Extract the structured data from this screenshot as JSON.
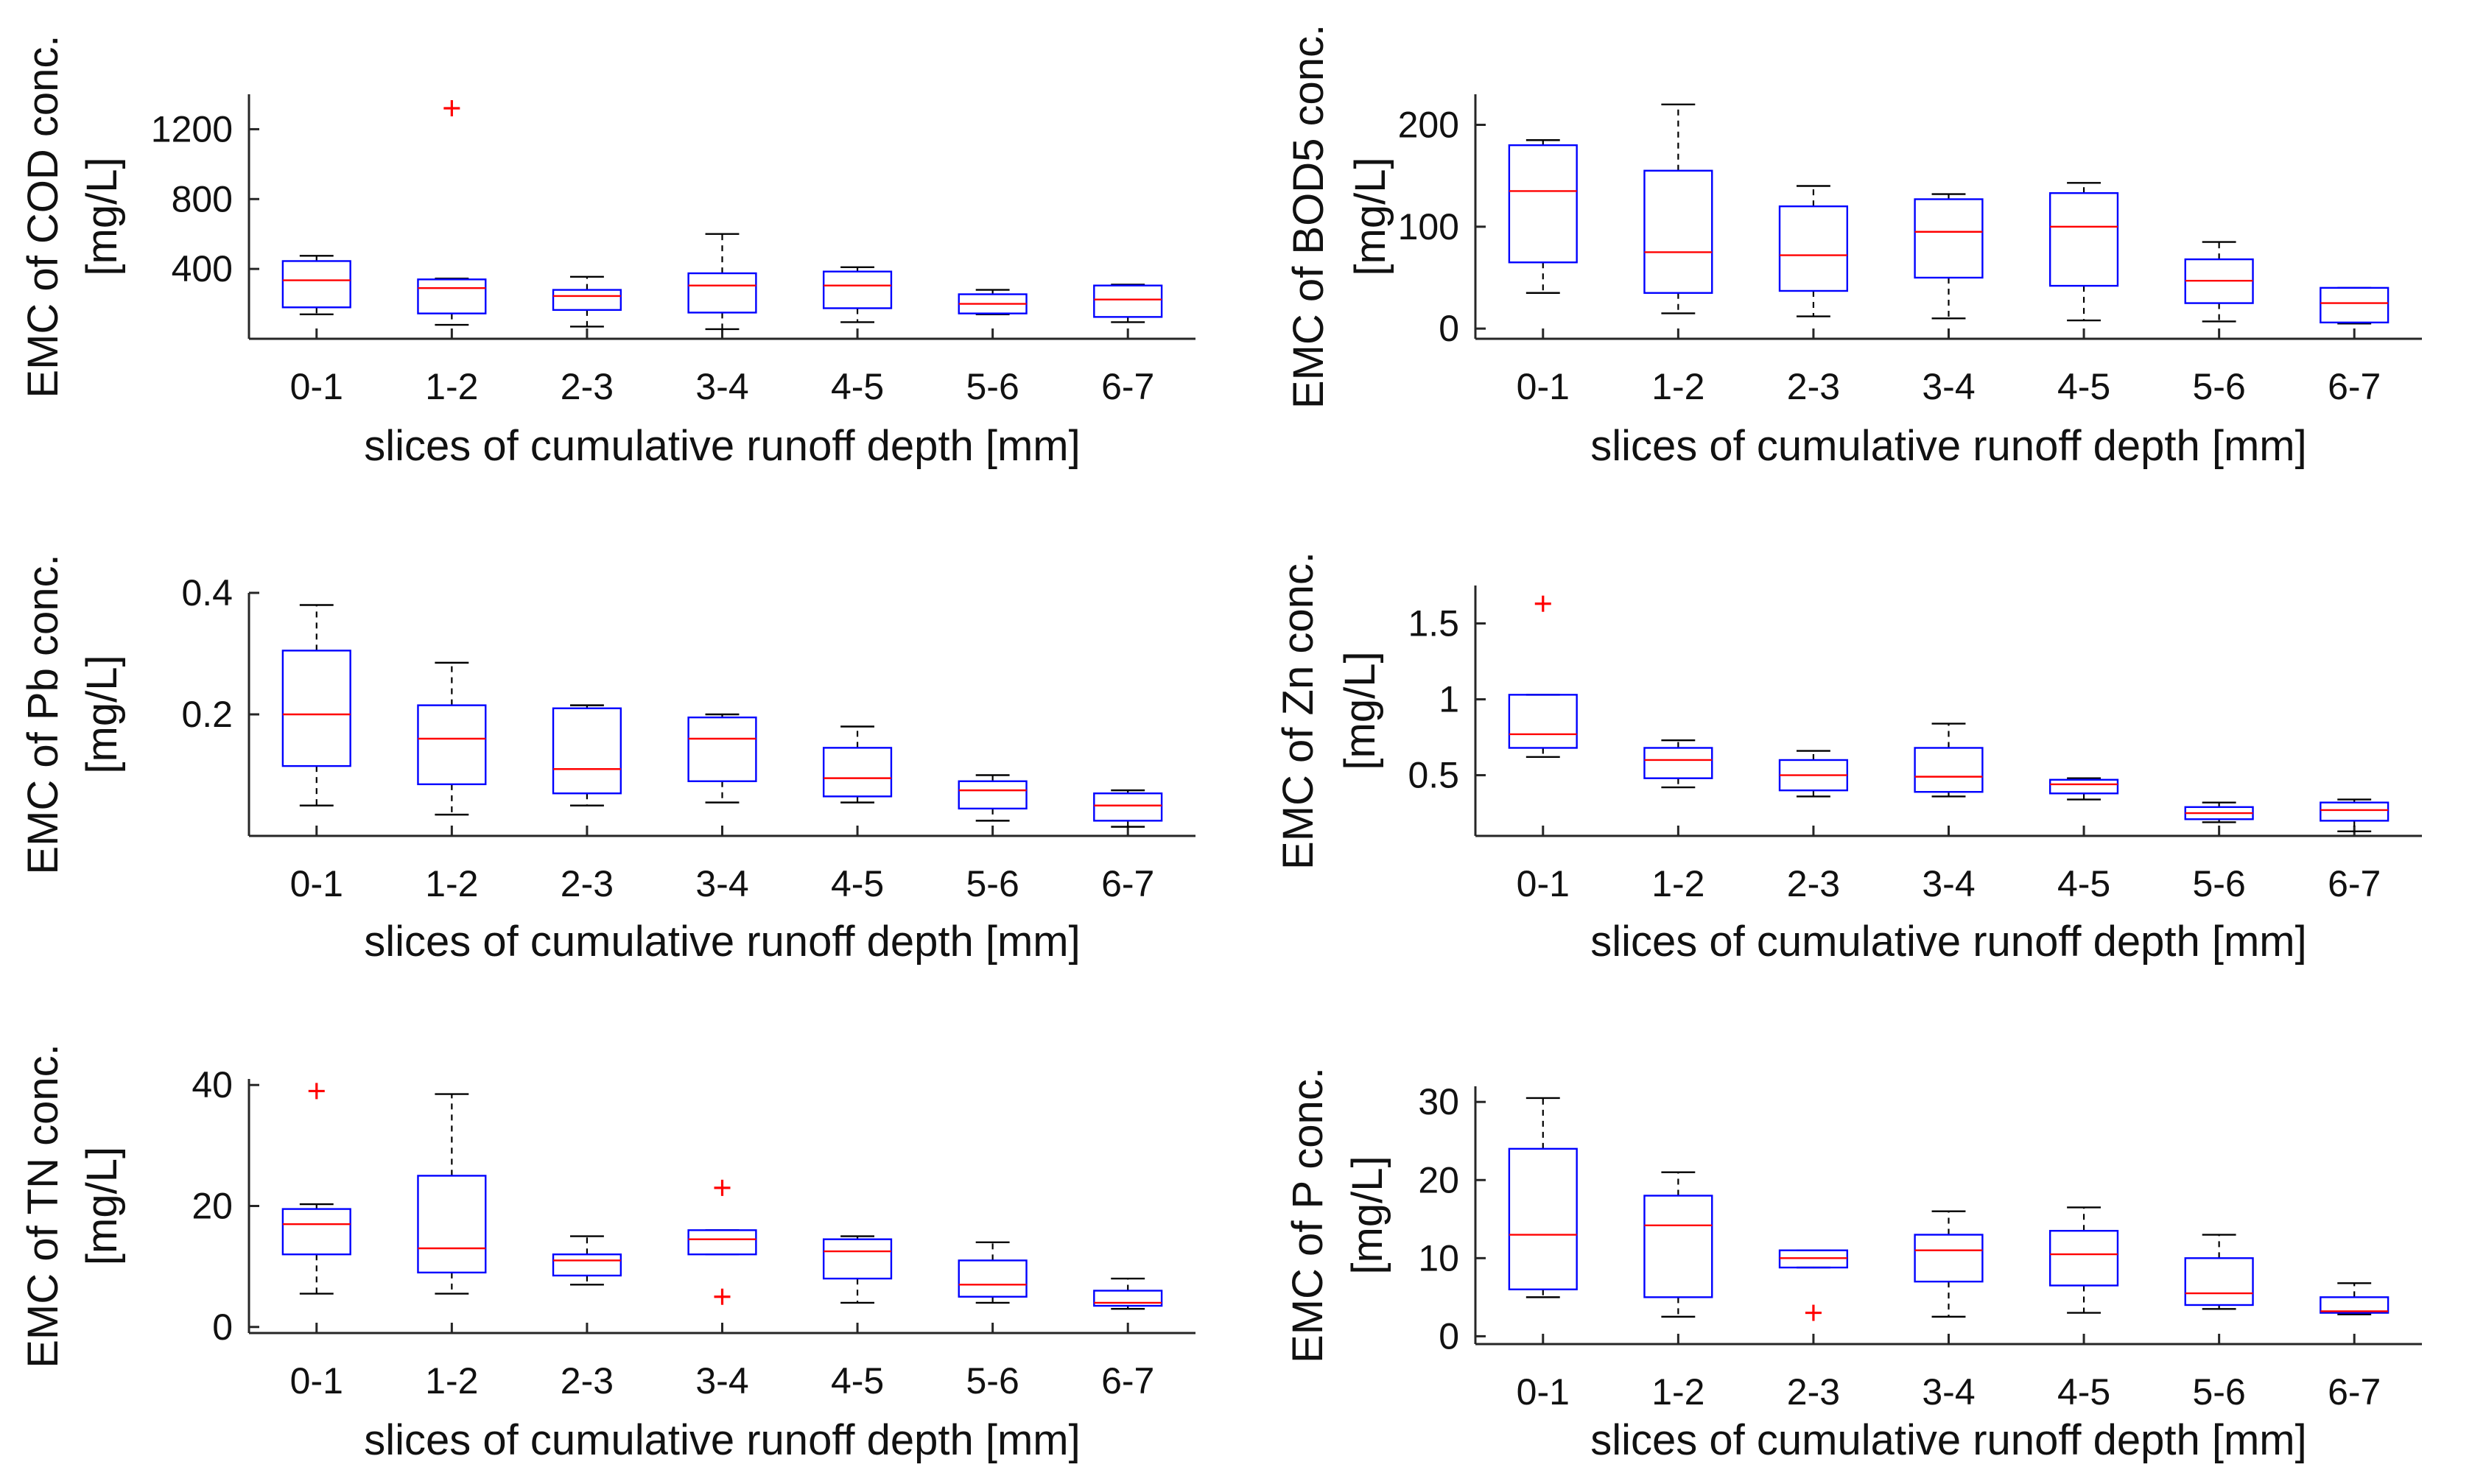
{
  "chart_data": [
    {
      "id": "cod",
      "type": "box",
      "ylabel_line1": "EMC of COD conc.",
      "ylabel_line2": "[mg/L]",
      "xlabel": "slices of cumulative runoff depth [mm]",
      "categories": [
        "0-1",
        "1-2",
        "2-3",
        "3-4",
        "4-5",
        "5-6",
        "6-7"
      ],
      "ylim": [
        0,
        1400
      ],
      "yticks": [
        400,
        800,
        1200
      ],
      "ytick_labels": [
        "400",
        "800",
        "1200"
      ],
      "boxes": [
        {
          "min": 140,
          "q1": 180,
          "median": 335,
          "q3": 445,
          "max": 475,
          "outliers": []
        },
        {
          "min": 80,
          "q1": 145,
          "median": 290,
          "q3": 340,
          "max": 345,
          "outliers": [
            1320
          ]
        },
        {
          "min": 70,
          "q1": 165,
          "median": 245,
          "q3": 280,
          "max": 355,
          "outliers": []
        },
        {
          "min": 55,
          "q1": 150,
          "median": 305,
          "q3": 375,
          "max": 600,
          "outliers": []
        },
        {
          "min": 95,
          "q1": 175,
          "median": 305,
          "q3": 385,
          "max": 410,
          "outliers": []
        },
        {
          "min": 140,
          "q1": 145,
          "median": 200,
          "q3": 255,
          "max": 280,
          "outliers": []
        },
        {
          "min": 95,
          "q1": 125,
          "median": 225,
          "q3": 305,
          "max": 310,
          "outliers": []
        }
      ]
    },
    {
      "id": "bod5",
      "type": "box",
      "ylabel_line1": "EMC of BOD5 conc.",
      "ylabel_line2": "[mg/L]",
      "xlabel": "slices of cumulative runoff depth [mm]",
      "categories": [
        "0-1",
        "1-2",
        "2-3",
        "3-4",
        "4-5",
        "5-6",
        "6-7"
      ],
      "ylim": [
        -10,
        230
      ],
      "yticks": [
        0,
        100,
        200
      ],
      "ytick_labels": [
        "0",
        "100",
        "200"
      ],
      "boxes": [
        {
          "min": 35,
          "q1": 65,
          "median": 135,
          "q3": 180,
          "max": 185,
          "outliers": []
        },
        {
          "min": 15,
          "q1": 35,
          "median": 75,
          "q3": 155,
          "max": 220,
          "outliers": []
        },
        {
          "min": 12,
          "q1": 37,
          "median": 72,
          "q3": 120,
          "max": 140,
          "outliers": []
        },
        {
          "min": 10,
          "q1": 50,
          "median": 95,
          "q3": 127,
          "max": 132,
          "outliers": []
        },
        {
          "min": 8,
          "q1": 42,
          "median": 100,
          "q3": 133,
          "max": 143,
          "outliers": []
        },
        {
          "min": 7,
          "q1": 25,
          "median": 47,
          "q3": 68,
          "max": 85,
          "outliers": []
        },
        {
          "min": 5,
          "q1": 6,
          "median": 25,
          "q3": 40,
          "max": 40,
          "outliers": []
        }
      ]
    },
    {
      "id": "pb",
      "type": "box",
      "ylabel_line1": "EMC of Pb conc.",
      "ylabel_line2": "[mg/L]",
      "xlabel": "slices of cumulative runoff depth [mm]",
      "categories": [
        "0-1",
        "1-2",
        "2-3",
        "3-4",
        "4-5",
        "5-6",
        "6-7"
      ],
      "ylim": [
        0,
        0.4
      ],
      "yticks": [
        0.2,
        0.4
      ],
      "ytick_labels": [
        "0.2",
        "0.4"
      ],
      "boxes": [
        {
          "min": 0.05,
          "q1": 0.115,
          "median": 0.2,
          "q3": 0.305,
          "max": 0.38,
          "outliers": []
        },
        {
          "min": 0.035,
          "q1": 0.085,
          "median": 0.16,
          "q3": 0.215,
          "max": 0.285,
          "outliers": []
        },
        {
          "min": 0.05,
          "q1": 0.07,
          "median": 0.11,
          "q3": 0.21,
          "max": 0.215,
          "outliers": []
        },
        {
          "min": 0.055,
          "q1": 0.09,
          "median": 0.16,
          "q3": 0.195,
          "max": 0.2,
          "outliers": []
        },
        {
          "min": 0.055,
          "q1": 0.065,
          "median": 0.095,
          "q3": 0.145,
          "max": 0.18,
          "outliers": []
        },
        {
          "min": 0.025,
          "q1": 0.045,
          "median": 0.075,
          "q3": 0.09,
          "max": 0.1,
          "outliers": []
        },
        {
          "min": 0.015,
          "q1": 0.025,
          "median": 0.05,
          "q3": 0.07,
          "max": 0.075,
          "outliers": []
        }
      ]
    },
    {
      "id": "zn",
      "type": "box",
      "ylabel_line1": "EMC of Zn conc.",
      "ylabel_line2": "[mg/L]",
      "xlabel": "slices of cumulative runoff depth [mm]",
      "categories": [
        "0-1",
        "1-2",
        "2-3",
        "3-4",
        "4-5",
        "5-6",
        "6-7"
      ],
      "ylim": [
        0.1,
        1.75
      ],
      "yticks": [
        0.5,
        1,
        1.5
      ],
      "ytick_labels": [
        "0.5",
        "1",
        "1.5"
      ],
      "boxes": [
        {
          "min": 0.62,
          "q1": 0.68,
          "median": 0.77,
          "q3": 1.03,
          "max": 1.03,
          "outliers": [
            1.63
          ]
        },
        {
          "min": 0.42,
          "q1": 0.48,
          "median": 0.6,
          "q3": 0.68,
          "max": 0.73,
          "outliers": []
        },
        {
          "min": 0.36,
          "q1": 0.4,
          "median": 0.5,
          "q3": 0.6,
          "max": 0.66,
          "outliers": []
        },
        {
          "min": 0.36,
          "q1": 0.39,
          "median": 0.49,
          "q3": 0.68,
          "max": 0.84,
          "outliers": []
        },
        {
          "min": 0.34,
          "q1": 0.38,
          "median": 0.44,
          "q3": 0.47,
          "max": 0.48,
          "outliers": []
        },
        {
          "min": 0.19,
          "q1": 0.21,
          "median": 0.25,
          "q3": 0.29,
          "max": 0.32,
          "outliers": []
        },
        {
          "min": 0.13,
          "q1": 0.2,
          "median": 0.27,
          "q3": 0.32,
          "max": 0.34,
          "outliers": []
        }
      ]
    },
    {
      "id": "tn",
      "type": "box",
      "ylabel_line1": "EMC of TN conc.",
      "ylabel_line2": "[mg/L]",
      "xlabel": "slices of cumulative runoff depth [mm]",
      "categories": [
        "0-1",
        "1-2",
        "2-3",
        "3-4",
        "4-5",
        "5-6",
        "6-7"
      ],
      "ylim": [
        -1,
        41
      ],
      "yticks": [
        0,
        20,
        40
      ],
      "ytick_labels": [
        "0",
        "20",
        "40"
      ],
      "boxes": [
        {
          "min": 5.5,
          "q1": 12,
          "median": 17,
          "q3": 19.5,
          "max": 20.3,
          "outliers": [
            39
          ]
        },
        {
          "min": 5.5,
          "q1": 9,
          "median": 13,
          "q3": 25,
          "max": 38.5,
          "outliers": []
        },
        {
          "min": 7,
          "q1": 8.5,
          "median": 11,
          "q3": 12,
          "max": 15,
          "outliers": []
        },
        {
          "min": 12,
          "q1": 12,
          "median": 14.5,
          "q3": 16,
          "max": 16,
          "outliers": [
            5,
            23
          ]
        },
        {
          "min": 4,
          "q1": 8,
          "median": 12.5,
          "q3": 14.5,
          "max": 15,
          "outliers": []
        },
        {
          "min": 4,
          "q1": 5,
          "median": 7,
          "q3": 11,
          "max": 14,
          "outliers": []
        },
        {
          "min": 3,
          "q1": 3.5,
          "median": 4,
          "q3": 6,
          "max": 8,
          "outliers": []
        }
      ]
    },
    {
      "id": "p",
      "type": "box",
      "ylabel_line1": "EMC of P conc.",
      "ylabel_line2": "[mg/L]",
      "xlabel": "slices of cumulative runoff depth [mm]",
      "categories": [
        "0-1",
        "1-2",
        "2-3",
        "3-4",
        "4-5",
        "5-6",
        "6-7"
      ],
      "ylim": [
        -1,
        32
      ],
      "yticks": [
        0,
        10,
        20,
        30
      ],
      "ytick_labels": [
        "0",
        "10",
        "20",
        "30"
      ],
      "boxes": [
        {
          "min": 5,
          "q1": 6,
          "median": 13,
          "q3": 24,
          "max": 30.5,
          "outliers": []
        },
        {
          "min": 2.5,
          "q1": 5,
          "median": 14.2,
          "q3": 18,
          "max": 21,
          "outliers": []
        },
        {
          "min": 8.8,
          "q1": 8.8,
          "median": 10,
          "q3": 11,
          "max": 11,
          "outliers": [
            3
          ]
        },
        {
          "min": 2.5,
          "q1": 7,
          "median": 11,
          "q3": 13,
          "max": 16,
          "outliers": []
        },
        {
          "min": 3,
          "q1": 6.5,
          "median": 10.5,
          "q3": 13.5,
          "max": 16.5,
          "outliers": []
        },
        {
          "min": 3.5,
          "q1": 4,
          "median": 5.5,
          "q3": 10,
          "max": 13,
          "outliers": []
        },
        {
          "min": 2.8,
          "q1": 3,
          "median": 3.2,
          "q3": 5,
          "max": 6.8,
          "outliers": []
        }
      ]
    }
  ]
}
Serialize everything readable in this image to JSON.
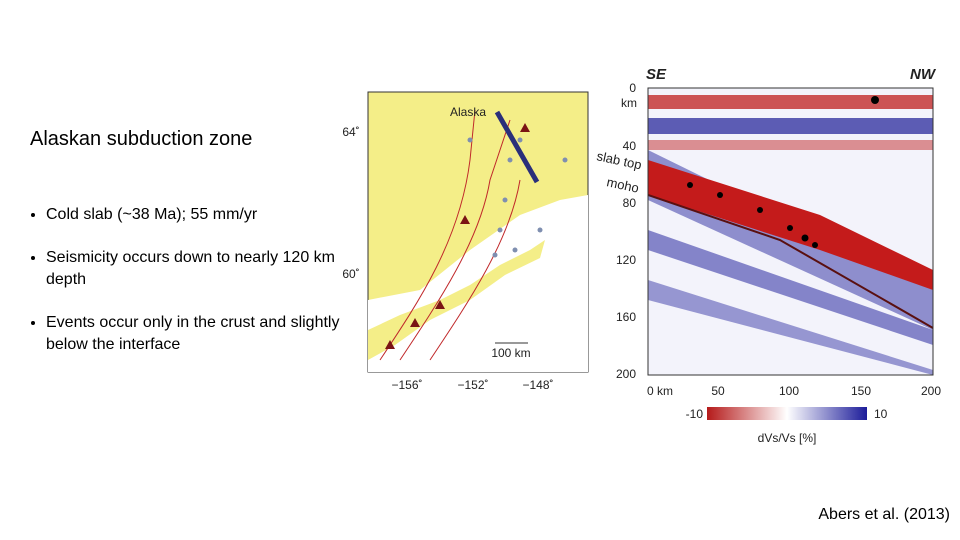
{
  "title": "Alaskan subduction zone",
  "bullets": [
    "Cold slab (~38 Ma); 55 mm/yr",
    "Seismicity occurs down to nearly 120 km depth",
    "Events occur only in the crust and slightly below the interface"
  ],
  "map": {
    "label": "Alaska",
    "lat_labels": [
      "64˚",
      "60˚"
    ],
    "lon_labels": [
      "−156˚",
      "−152˚",
      "−148˚"
    ],
    "scale": "100 km"
  },
  "section": {
    "left": "SE",
    "right": "NW",
    "depth_labels": [
      "0",
      "40",
      "80",
      "120",
      "160",
      "200"
    ],
    "depth_unit": "km",
    "slab_top": "slab top",
    "moho": "moho",
    "distance_labels": [
      "0 km",
      "50",
      "100",
      "150",
      "200"
    ],
    "colorbar": {
      "min": "-10",
      "max": "10",
      "label": "dVs/Vs [%]"
    }
  },
  "citation": "Abers et al. (2013)"
}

|---|

### Directions for this task
Lines that include the word "slab" are to be extracted from the data above.

### Written solution
    "Cold slab (~38 Ma); 55 mm/yr",
    "slab_top": "slab top",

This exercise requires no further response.